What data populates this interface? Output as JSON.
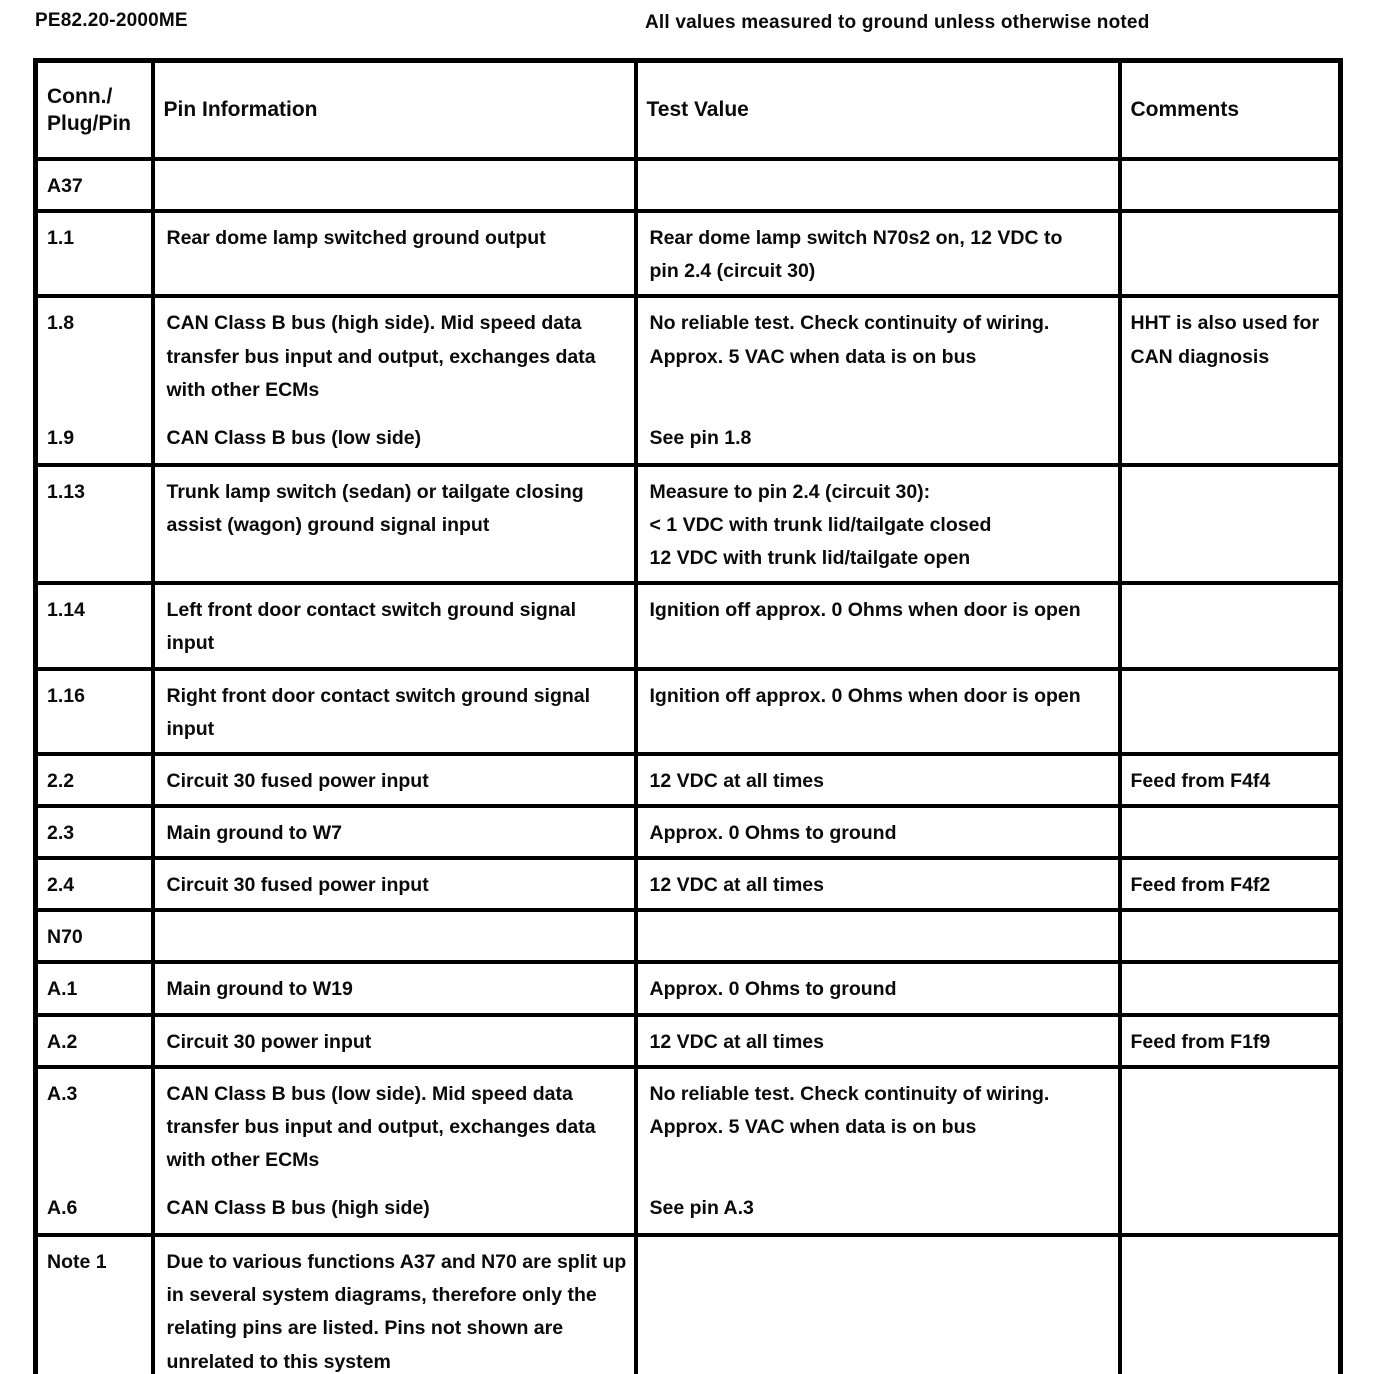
{
  "page": {
    "doc_code": "PE82.20-2000ME",
    "measurement_note": "All values measured to ground unless otherwise noted"
  },
  "table": {
    "headers": [
      "Conn./\nPlug/Pin",
      "Pin Information",
      "Test Value",
      "Comments"
    ],
    "rows": [
      {
        "type": "section",
        "pin": "A37"
      },
      {
        "type": "single",
        "pin": "1.1",
        "info": "Rear dome lamp switched ground output",
        "test": "Rear dome lamp switch N70s2 on, 12 VDC to\npin 2.4 (circuit 30)",
        "comment": ""
      },
      {
        "type": "multi",
        "comment": "HHT is also used for CAN diagnosis",
        "entries": [
          {
            "pin": "1.8",
            "info": "CAN Class B bus (high side). Mid speed data transfer bus input and output, exchanges data with other ECMs",
            "test": "No reliable test. Check continuity of wiring.\nApprox. 5 VAC when data is on bus"
          },
          {
            "pin": "1.9",
            "info": "CAN Class B bus (low side)",
            "test": "See pin 1.8"
          }
        ]
      },
      {
        "type": "single",
        "pin": "1.13",
        "info": "Trunk lamp switch (sedan) or tailgate closing assist (wagon) ground signal input",
        "test": "Measure to pin 2.4 (circuit 30):\n< 1 VDC with trunk lid/tailgate closed\n12 VDC with trunk lid/tailgate open",
        "comment": ""
      },
      {
        "type": "single",
        "pin": "1.14",
        "info": "Left front door contact switch ground signal input",
        "test": "Ignition off approx. 0 Ohms when door is open",
        "comment": ""
      },
      {
        "type": "single",
        "pin": "1.16",
        "info": "Right front door contact switch ground signal input",
        "test": "Ignition off approx. 0 Ohms when door is open",
        "comment": ""
      },
      {
        "type": "single",
        "pin": "2.2",
        "info": "Circuit 30 fused power input",
        "test": "12 VDC at all times",
        "comment": "Feed from F4f4"
      },
      {
        "type": "single",
        "pin": "2.3",
        "info": "Main ground to W7",
        "test": "Approx. 0 Ohms to ground",
        "comment": ""
      },
      {
        "type": "single",
        "pin": "2.4",
        "info": "Circuit 30 fused power input",
        "test": "12 VDC at all times",
        "comment": "Feed from F4f2"
      },
      {
        "type": "section",
        "pin": "N70"
      },
      {
        "type": "single",
        "pin": "A.1",
        "info": "Main ground to W19",
        "test": "Approx. 0 Ohms to ground",
        "comment": ""
      },
      {
        "type": "single",
        "pin": "A.2",
        "info": "Circuit 30 power input",
        "test": "12 VDC at all times",
        "comment": "Feed from F1f9"
      },
      {
        "type": "multi",
        "comment": "",
        "entries": [
          {
            "pin": "A.3",
            "info": "CAN Class B bus (low side). Mid speed data transfer bus input and output, exchanges data with other ECMs",
            "test": "No reliable test. Check continuity of wiring.\nApprox. 5 VAC when data is on bus"
          },
          {
            "pin": "A.6",
            "info": "CAN Class B bus (high side)",
            "test": "See pin A.3"
          }
        ]
      },
      {
        "type": "single",
        "pin": "Note 1",
        "info": "Due to various functions A37 and N70 are split up in several system diagrams, therefore only the relating pins are listed. Pins not shown are unrelated to this system",
        "test": "",
        "comment": ""
      }
    ]
  }
}
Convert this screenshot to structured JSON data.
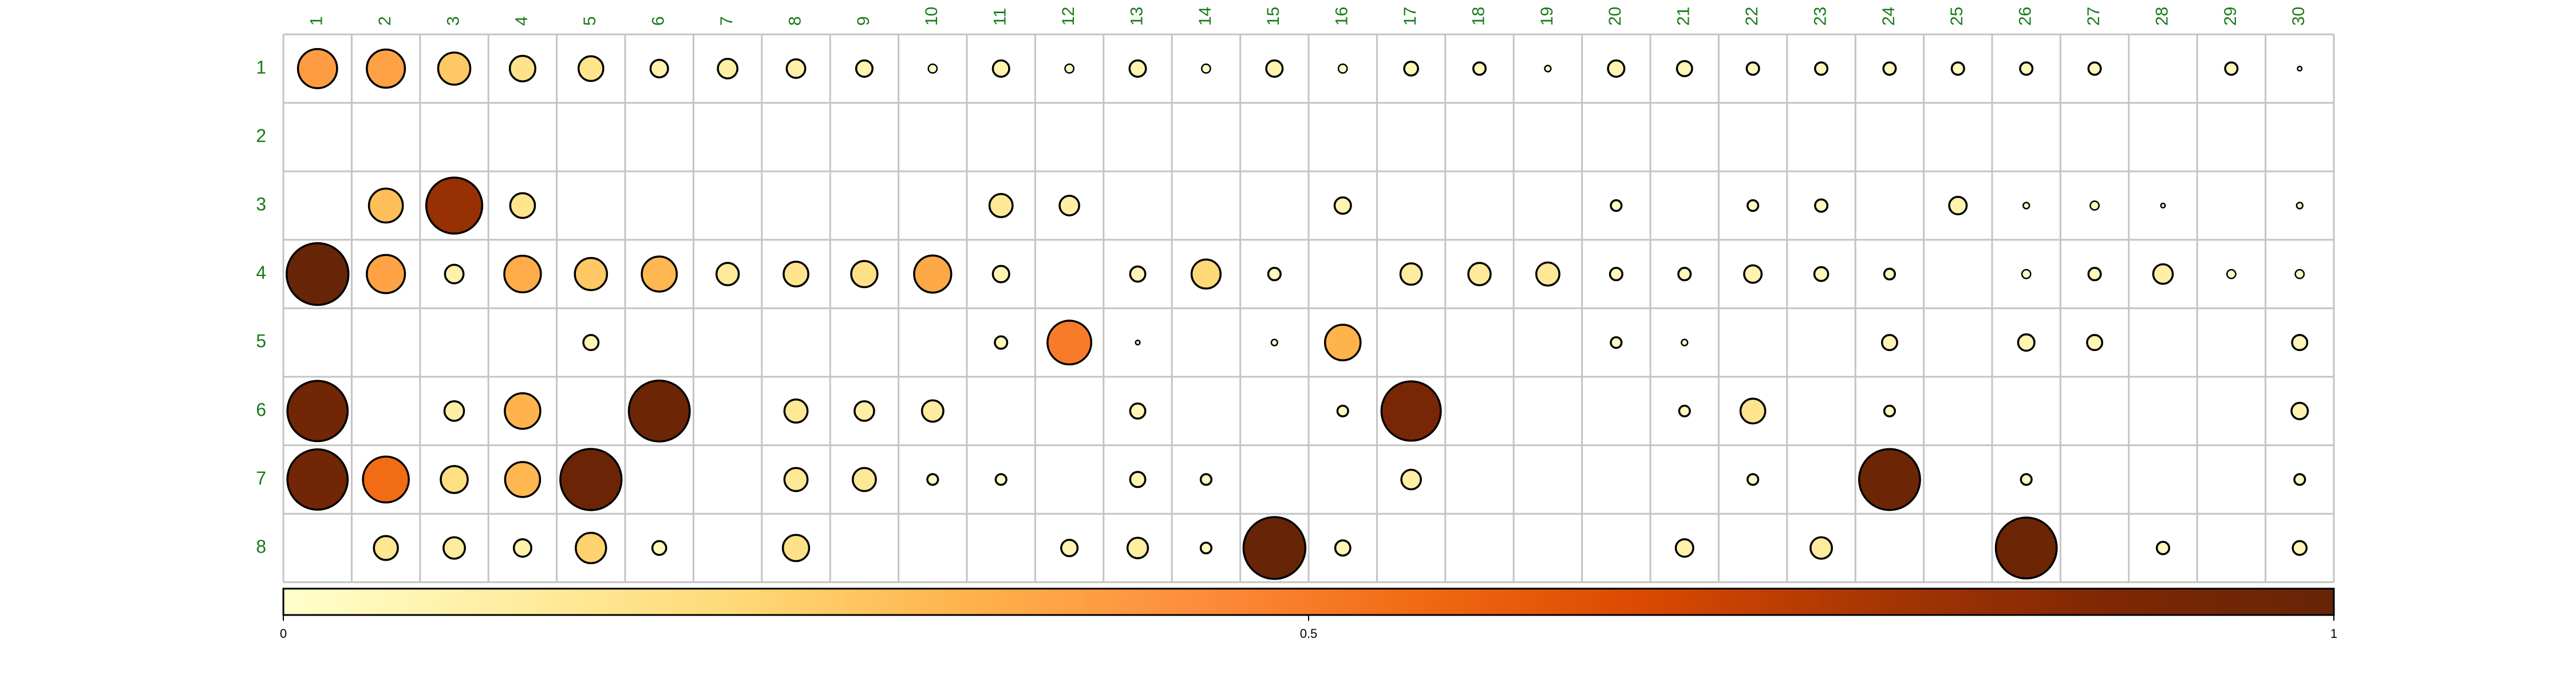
{
  "chart_data": {
    "type": "bubble-matrix",
    "title": "",
    "xlabel": "",
    "ylabel": "",
    "columns": [
      "1",
      "2",
      "3",
      "4",
      "5",
      "6",
      "7",
      "8",
      "9",
      "10",
      "11",
      "12",
      "13",
      "14",
      "15",
      "16",
      "17",
      "18",
      "19",
      "20",
      "21",
      "22",
      "23",
      "24",
      "25",
      "26",
      "27",
      "28",
      "29",
      "30"
    ],
    "rows": [
      "1",
      "2",
      "3",
      "4",
      "5",
      "6",
      "7",
      "8"
    ],
    "value_range": [
      0,
      1
    ],
    "colorbar": {
      "ticks": [
        {
          "value": 0,
          "label": "0"
        },
        {
          "value": 0.5,
          "label": "0.5"
        },
        {
          "value": 1,
          "label": "1"
        }
      ],
      "colors": [
        "#ffffcc",
        "#ffeda0",
        "#fed976",
        "#feb24c",
        "#fd8d3c",
        "#f16913",
        "#d94801",
        "#a63603",
        "#7f2704",
        "#662506"
      ],
      "placement": "bottom"
    },
    "label_color": "#1a7a1a",
    "grid": true,
    "values": [
      [
        0.4,
        0.38,
        0.27,
        0.17,
        0.16,
        0.08,
        0.1,
        0.09,
        0.07,
        0.02,
        0.07,
        0.02,
        0.07,
        0.02,
        0.07,
        0.02,
        0.05,
        0.04,
        0.01,
        0.07,
        0.06,
        0.04,
        0.04,
        0.04,
        0.04,
        0.04,
        0.04,
        null,
        0.04,
        0.005
      ],
      [
        null,
        null,
        null,
        null,
        null,
        null,
        null,
        null,
        null,
        null,
        null,
        null,
        null,
        null,
        null,
        null,
        null,
        null,
        null,
        null,
        null,
        null,
        null,
        null,
        null,
        null,
        null,
        null,
        null,
        null
      ],
      [
        null,
        0.3,
        0.82,
        0.16,
        null,
        null,
        null,
        null,
        null,
        null,
        0.14,
        0.1,
        null,
        null,
        null,
        0.07,
        null,
        null,
        null,
        0.03,
        null,
        0.03,
        0.04,
        null,
        0.08,
        0.01,
        0.02,
        0.005,
        null,
        0.01
      ],
      [
        1.0,
        0.38,
        0.09,
        0.35,
        0.27,
        0.32,
        0.13,
        0.16,
        0.18,
        0.36,
        0.07,
        null,
        0.06,
        0.22,
        0.04,
        null,
        0.12,
        0.13,
        0.14,
        0.04,
        0.04,
        0.08,
        0.05,
        0.03,
        null,
        0.02,
        0.04,
        0.1,
        0.02,
        0.02
      ],
      [
        null,
        null,
        null,
        null,
        0.06,
        null,
        null,
        null,
        null,
        null,
        0.04,
        0.5,
        0.005,
        null,
        0.01,
        0.33,
        null,
        null,
        null,
        0.03,
        0.01,
        null,
        null,
        0.06,
        null,
        0.07,
        0.06,
        null,
        null,
        0.06
      ],
      [
        0.95,
        null,
        0.1,
        0.33,
        null,
        0.97,
        null,
        0.14,
        0.1,
        0.12,
        null,
        null,
        0.06,
        null,
        null,
        0.03,
        0.92,
        null,
        null,
        null,
        0.03,
        0.16,
        null,
        0.03,
        null,
        null,
        null,
        null,
        null,
        0.07
      ],
      [
        0.95,
        0.55,
        0.19,
        0.32,
        0.98,
        null,
        null,
        0.14,
        0.14,
        0.03,
        0.03,
        null,
        0.06,
        0.03,
        null,
        null,
        0.1,
        null,
        null,
        null,
        null,
        0.03,
        null,
        0.97,
        null,
        0.03,
        null,
        null,
        null,
        0.03
      ],
      [
        null,
        0.15,
        0.12,
        0.08,
        0.24,
        0.05,
        null,
        0.18,
        null,
        null,
        null,
        0.07,
        0.11,
        0.03,
        1.0,
        0.06,
        null,
        null,
        null,
        null,
        0.08,
        null,
        0.12,
        null,
        null,
        0.97,
        null,
        0.04,
        null,
        0.05
      ]
    ]
  }
}
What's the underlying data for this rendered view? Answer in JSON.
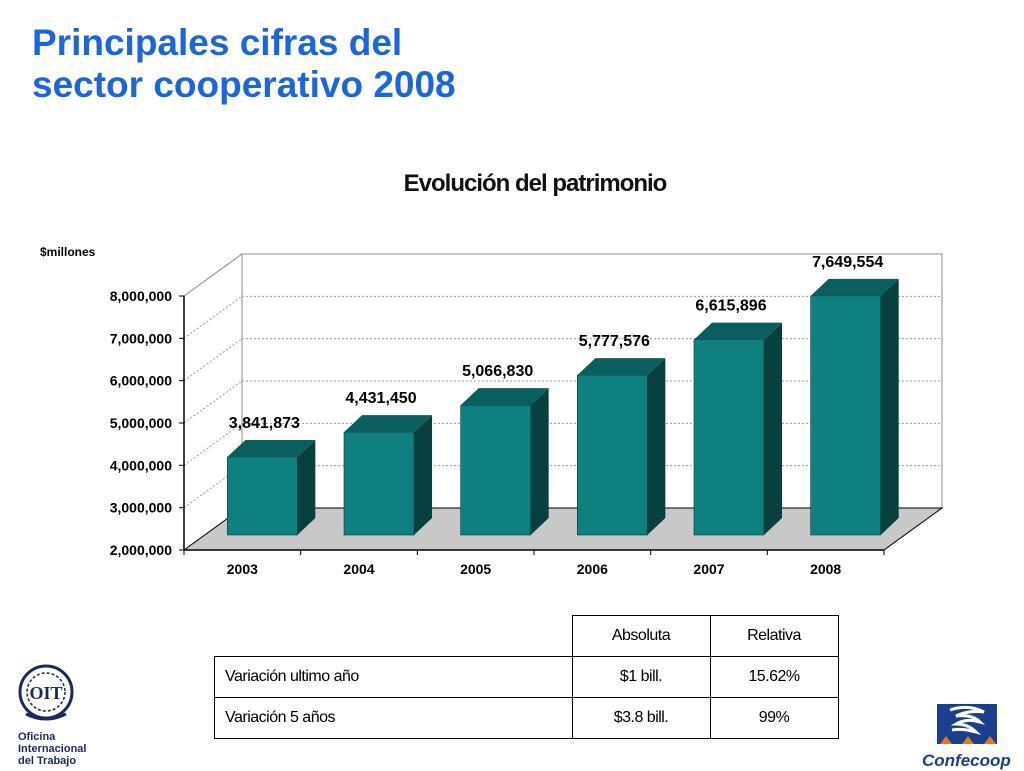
{
  "title": {
    "line1": "Principales cifras del",
    "line2": "sector cooperativo 2008"
  },
  "chart_data": {
    "type": "bar",
    "title": "Evolución del patrimonio",
    "ylabel": "$millones",
    "xlabel": "",
    "categories": [
      "2003",
      "2004",
      "2005",
      "2006",
      "2007",
      "2008"
    ],
    "values": [
      3841873,
      4431450,
      5066830,
      5777576,
      6615896,
      7649554
    ],
    "data_labels": [
      "3,841,873",
      "4,431,450",
      "5,066,830",
      "5,777,576",
      "6,615,896",
      "7,649,554"
    ],
    "y_ticks": [
      2000000,
      3000000,
      4000000,
      5000000,
      6000000,
      7000000,
      8000000
    ],
    "y_tick_labels": [
      "2,000,000",
      "3,000,000",
      "4,000,000",
      "5,000,000",
      "6,000,000",
      "7,000,000",
      "8,000,000"
    ],
    "ylim": [
      2000000,
      8000000
    ],
    "grid": true,
    "bar_color": "#0f8080",
    "bar_side_color": "#083f3f",
    "bar_top_color": "#0a5e5e"
  },
  "table": {
    "headers": [
      "",
      "Absoluta",
      "Relativa"
    ],
    "rows": [
      [
        "Variación ultimo año",
        "$1 bill.",
        "15.62%"
      ],
      [
        "Variación 5 años",
        "$3.8 bill.",
        "99%"
      ]
    ]
  },
  "logos": {
    "oit": {
      "mark": "OIT",
      "line1": "Oficina",
      "line2": "Internacional",
      "line3": "del Trabajo"
    },
    "confecoop": {
      "name": "Confecoop"
    }
  }
}
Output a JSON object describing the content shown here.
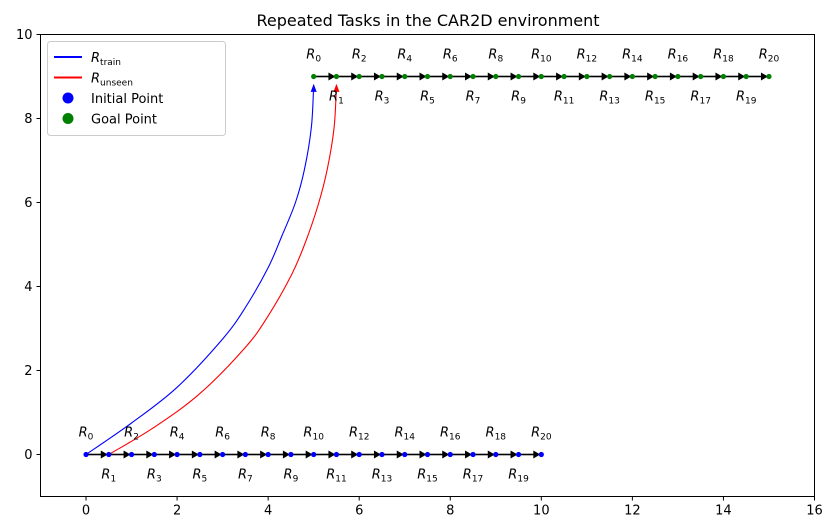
{
  "chart_data": {
    "type": "line",
    "title": "Repeated Tasks in the CAR2D environment",
    "xlabel": "",
    "ylabel": "",
    "xlim": [
      -1,
      16
    ],
    "ylim": [
      -1,
      10
    ],
    "xticks": [
      0,
      2,
      4,
      6,
      8,
      10,
      12,
      14,
      16
    ],
    "yticks": [
      0,
      2,
      4,
      6,
      8,
      10
    ],
    "grid": false,
    "legend": {
      "placement": "top-left",
      "entries": [
        {
          "kind": "line",
          "main": "R",
          "sub": "train",
          "color": "#0000ff"
        },
        {
          "kind": "line",
          "main": "R",
          "sub": "unseen",
          "color": "#ff0000"
        },
        {
          "kind": "marker",
          "text": "Initial Point",
          "color": "#0000ff"
        },
        {
          "kind": "marker",
          "text": "Goal Point",
          "color": "#008000"
        }
      ]
    },
    "series": [
      {
        "name": "R_train",
        "color": "#0000ff",
        "x": [
          0,
          1,
          2,
          3,
          3.5,
          4,
          4.3,
          4.6,
          4.8,
          4.95,
          5.0
        ],
        "y": [
          0,
          0.75,
          1.6,
          2.75,
          3.5,
          4.45,
          5.2,
          6.0,
          6.8,
          7.8,
          8.8
        ]
      },
      {
        "name": "R_unseen",
        "color": "#ff0000",
        "x": [
          0.5,
          1.5,
          2.5,
          3.5,
          4.0,
          4.5,
          4.8,
          5.1,
          5.3,
          5.45,
          5.5
        ],
        "y": [
          0,
          0.65,
          1.45,
          2.55,
          3.3,
          4.25,
          5.0,
          5.95,
          6.8,
          7.8,
          8.8
        ]
      }
    ],
    "initial_points": {
      "y": 0,
      "x": [
        0,
        0.5,
        1,
        1.5,
        2,
        2.5,
        3,
        3.5,
        4,
        4.5,
        5,
        5.5,
        6,
        6.5,
        7,
        7.5,
        8,
        8.5,
        9,
        9.5,
        10
      ]
    },
    "goal_points": {
      "y": 9,
      "x": [
        5,
        5.5,
        6,
        6.5,
        7,
        7.5,
        8,
        8.5,
        9,
        9.5,
        10,
        10.5,
        11,
        11.5,
        12,
        12.5,
        13,
        13.5,
        14,
        14.5,
        15
      ]
    },
    "task_labels": [
      "0",
      "1",
      "2",
      "3",
      "4",
      "5",
      "6",
      "7",
      "8",
      "9",
      "10",
      "11",
      "12",
      "13",
      "14",
      "15",
      "16",
      "17",
      "18",
      "19",
      "20"
    ]
  }
}
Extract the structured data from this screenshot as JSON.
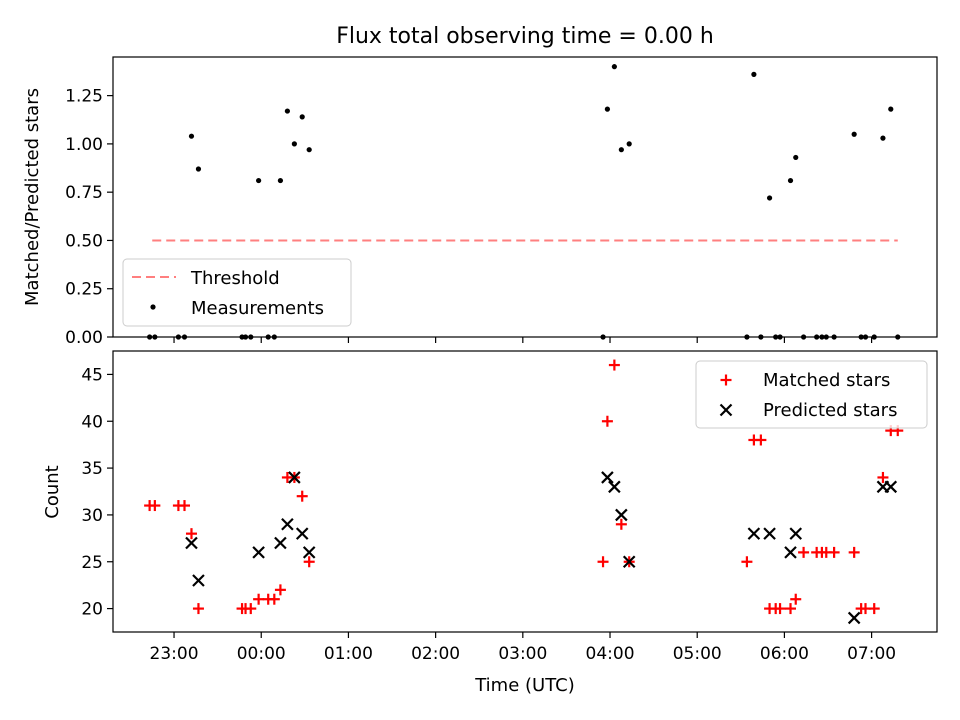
===
▶ **TASK DETAILS**
For each line in the data above that contains the string "exchanges", extract the line.

▶ **THE RESULT**
            "info": "CAN Class B bus (high side). Mid speed data transfer bus input and output, exchanges data with other ECMs",
            "info": "CAN Class B bus (low side). Mid speed data transfer bus input and output, exchanges data with other ECMs",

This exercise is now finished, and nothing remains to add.